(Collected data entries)
§
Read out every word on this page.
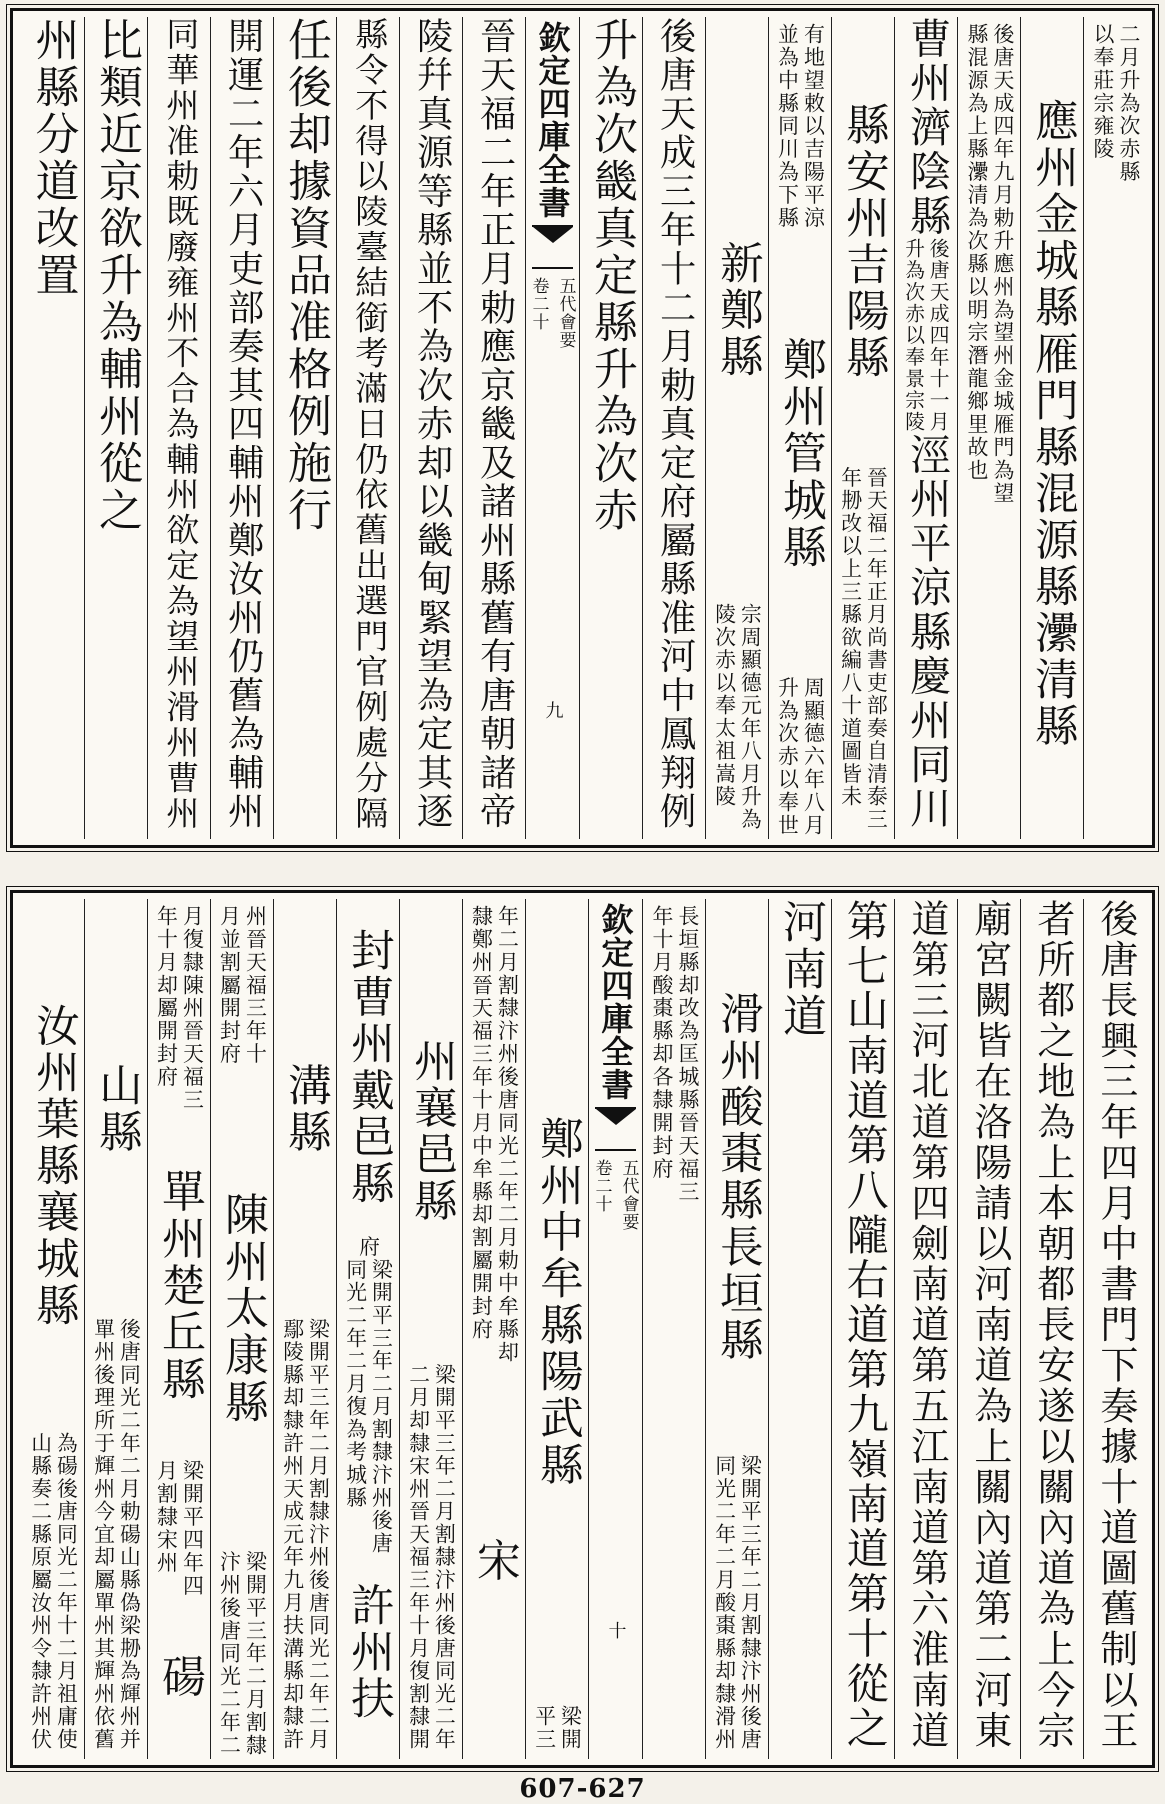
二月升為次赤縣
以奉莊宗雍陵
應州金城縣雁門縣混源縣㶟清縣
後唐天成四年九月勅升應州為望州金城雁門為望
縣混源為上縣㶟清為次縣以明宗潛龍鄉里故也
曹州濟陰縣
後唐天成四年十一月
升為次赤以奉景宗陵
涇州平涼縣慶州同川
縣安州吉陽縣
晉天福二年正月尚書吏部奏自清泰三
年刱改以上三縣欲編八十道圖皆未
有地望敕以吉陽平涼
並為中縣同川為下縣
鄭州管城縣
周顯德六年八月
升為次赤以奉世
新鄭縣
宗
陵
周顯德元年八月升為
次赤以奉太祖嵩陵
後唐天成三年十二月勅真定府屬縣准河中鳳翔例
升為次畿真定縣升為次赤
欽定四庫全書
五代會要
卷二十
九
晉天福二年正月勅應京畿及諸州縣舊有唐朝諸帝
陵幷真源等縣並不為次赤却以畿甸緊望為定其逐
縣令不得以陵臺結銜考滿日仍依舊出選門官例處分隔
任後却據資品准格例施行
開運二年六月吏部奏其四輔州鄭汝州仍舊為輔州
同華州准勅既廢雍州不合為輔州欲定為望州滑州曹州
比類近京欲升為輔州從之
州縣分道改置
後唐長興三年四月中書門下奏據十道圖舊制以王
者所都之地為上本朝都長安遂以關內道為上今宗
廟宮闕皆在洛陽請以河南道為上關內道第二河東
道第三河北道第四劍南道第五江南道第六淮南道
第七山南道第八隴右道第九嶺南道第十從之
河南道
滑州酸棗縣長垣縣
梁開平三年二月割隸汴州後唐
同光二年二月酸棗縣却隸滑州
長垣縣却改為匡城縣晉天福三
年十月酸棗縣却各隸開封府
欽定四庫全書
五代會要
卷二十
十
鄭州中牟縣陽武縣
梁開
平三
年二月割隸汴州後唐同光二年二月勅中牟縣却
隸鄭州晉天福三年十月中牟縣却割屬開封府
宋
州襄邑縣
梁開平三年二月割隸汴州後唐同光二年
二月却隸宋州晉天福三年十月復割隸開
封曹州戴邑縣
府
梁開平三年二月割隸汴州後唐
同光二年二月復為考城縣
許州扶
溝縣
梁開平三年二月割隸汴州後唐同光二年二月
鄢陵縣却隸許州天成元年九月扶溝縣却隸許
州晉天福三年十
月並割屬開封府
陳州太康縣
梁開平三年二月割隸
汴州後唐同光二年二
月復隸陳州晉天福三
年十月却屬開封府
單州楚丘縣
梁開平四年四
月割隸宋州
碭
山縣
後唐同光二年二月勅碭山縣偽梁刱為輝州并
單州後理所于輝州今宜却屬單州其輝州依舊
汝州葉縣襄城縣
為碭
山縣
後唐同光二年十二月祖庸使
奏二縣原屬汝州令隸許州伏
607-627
§
### PROMPT
Copy the data character for character, but drop all pictures from the copy.

### EXERCISE SOLUTION
Read out every word on this page.
二月升為次赤縣
以奉莊宗雍陵
應州金城縣雁門縣混源縣㶟清縣
後唐天成四年九月勅升應州為望州金城雁門為望
縣混源為上縣㶟清為次縣以明宗潛龍鄉里故也
曹州濟陰縣
後唐天成四年十一月
升為次赤以奉景宗陵
涇州平涼縣慶州同川
縣安州吉陽縣
晉天福二年正月尚書吏部奏自清泰三
年刱改以上三縣欲編八十道圖皆未
有地望敕以吉陽平涼
並為中縣同川為下縣
鄭州管城縣
周顯德六年八月
升為次赤以奉世
新鄭縣
宗
陵
周顯德元年八月升為
次赤以奉太祖嵩陵
後唐天成三年十二月勅真定府屬縣准河中鳳翔例
升為次畿真定縣升為次赤
欽定四庫全書
五代會要
卷二十
九
晉天福二年正月勅應京畿及諸州縣舊有唐朝諸帝
陵幷真源等縣並不為次赤却以畿甸緊望為定其逐
縣令不得以陵臺結銜考滿日仍依舊出選門官例處分隔
任後却據資品准格例施行
開運二年六月吏部奏其四輔州鄭汝州仍舊為輔州
同華州准勅既廢雍州不合為輔州欲定為望州滑州曹州
比類近京欲升為輔州從之
州縣分道改置
後唐長興三年四月中書門下奏據十道圖舊制以王
者所都之地為上本朝都長安遂以關內道為上今宗
廟宮闕皆在洛陽請以河南道為上關內道第二河東
道第三河北道第四劍南道第五江南道第六淮南道
第七山南道第八隴右道第九嶺南道第十從之
河南道
滑州酸棗縣長垣縣
梁開平三年二月割隸汴州後唐
同光二年二月酸棗縣却隸滑州
長垣縣却改為匡城縣晉天福三
年十月酸棗縣却各隸開封府
欽定四庫全書
五代會要
卷二十
十
鄭州中牟縣陽武縣
梁開
平三
年二月割隸汴州後唐同光二年二月勅中牟縣却
隸鄭州晉天福三年十月中牟縣却割屬開封府
宋
州襄邑縣
梁開平三年二月割隸汴州後唐同光二年
二月却隸宋州晉天福三年十月復割隸開
封曹州戴邑縣
府
梁開平三年二月割隸汴州後唐
同光二年二月復為考城縣
許州扶
溝縣
梁開平三年二月割隸汴州後唐同光二年二月
鄢陵縣却隸許州天成元年九月扶溝縣却隸許
州晉天福三年十
月並割屬開封府
陳州太康縣
梁開平三年二月割隸
汴州後唐同光二年二
月復隸陳州晉天福三
年十月却屬開封府
單州楚丘縣
梁開平四年四
月割隸宋州
碭
山縣
後唐同光二年二月勅碭山縣偽梁刱為輝州并
單州後理所于輝州今宜却屬單州其輝州依舊
汝州葉縣襄城縣
為碭
山縣
後唐同光二年十二月祖庸使
奏二縣原屬汝州令隸許州伏
607-627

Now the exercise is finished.